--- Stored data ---

----

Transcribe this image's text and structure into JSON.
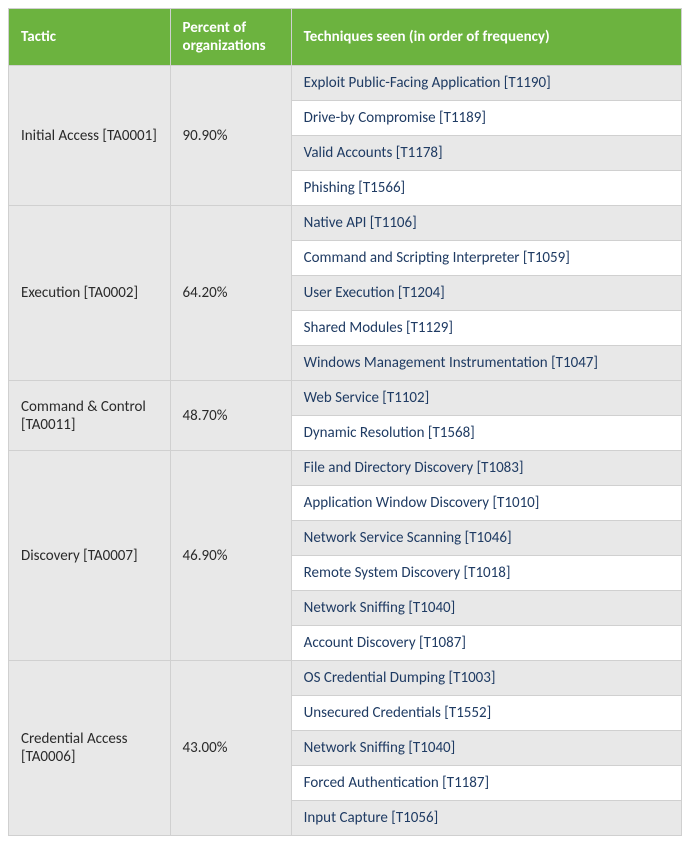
{
  "headers": {
    "tactic": "Tactic",
    "percent": "Percent of organizations",
    "techniques": "Techniques seen (in order of frequency)"
  },
  "rows": [
    {
      "tactic": "Initial Access [TA0001]",
      "percent": "90.90%",
      "techniques": [
        "Exploit Public-Facing Application [T1190]",
        "Drive-by Compromise [T1189]",
        "Valid Accounts [T1178]",
        "Phishing [T1566]"
      ]
    },
    {
      "tactic": "Execution [TA0002]",
      "percent": "64.20%",
      "techniques": [
        "Native API [T1106]",
        "Command and Scripting Interpreter [T1059]",
        "User Execution [T1204]",
        "Shared Modules [T1129]",
        "Windows Management Instrumentation [T1047]"
      ]
    },
    {
      "tactic": "Command & Control [TA0011]",
      "percent": "48.70%",
      "techniques": [
        "Web Service [T1102]",
        "Dynamic Resolution [T1568]"
      ]
    },
    {
      "tactic": "Discovery [TA0007]",
      "percent": "46.90%",
      "techniques": [
        "File and Directory Discovery [T1083]",
        "Application Window Discovery [T1010]",
        "Network Service Scanning [T1046]",
        "Remote System Discovery [T1018]",
        "Network Sniffing [T1040]",
        "Account Discovery [T1087]"
      ]
    },
    {
      "tactic": "Credential Access [TA0006]",
      "percent": "43.00%",
      "techniques": [
        "OS Credential Dumping [T1003]",
        "Unsecured Credentials [T1552]",
        "Network Sniffing [T1040]",
        "Forced Authentication [T1187]",
        "Input Capture [T1056]"
      ]
    }
  ]
}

----

--- WHAT THIS TASK INVOLVES ---
Print out the lines exactly, skipping any picture.

--- TASK OUTPUT ---
Transcribe this image's text and structure into JSON.
{
  "headers": {
    "tactic": "Tactic",
    "percent": "Percent of organizations",
    "techniques": "Techniques seen (in order of frequency)"
  },
  "rows": [
    {
      "tactic": "Initial Access [TA0001]",
      "percent": "90.90%",
      "techniques": [
        "Exploit Public-Facing Application [T1190]",
        "Drive-by Compromise [T1189]",
        "Valid Accounts [T1178]",
        "Phishing [T1566]"
      ]
    },
    {
      "tactic": "Execution [TA0002]",
      "percent": "64.20%",
      "techniques": [
        "Native API [T1106]",
        "Command and Scripting Interpreter [T1059]",
        "User Execution [T1204]",
        "Shared Modules [T1129]",
        "Windows Management Instrumentation [T1047]"
      ]
    },
    {
      "tactic": "Command & Control [TA0011]",
      "percent": "48.70%",
      "techniques": [
        "Web Service [T1102]",
        "Dynamic Resolution [T1568]"
      ]
    },
    {
      "tactic": "Discovery [TA0007]",
      "percent": "46.90%",
      "techniques": [
        "File and Directory Discovery [T1083]",
        "Application Window Discovery [T1010]",
        "Network Service Scanning [T1046]",
        "Remote System Discovery [T1018]",
        "Network Sniffing [T1040]",
        "Account Discovery [T1087]"
      ]
    },
    {
      "tactic": "Credential Access [TA0006]",
      "percent": "43.00%",
      "techniques": [
        "OS Credential Dumping [T1003]",
        "Unsecured Credentials [T1552]",
        "Network Sniffing [T1040]",
        "Forced Authentication [T1187]",
        "Input Capture [T1056]"
      ]
    }
  ]
}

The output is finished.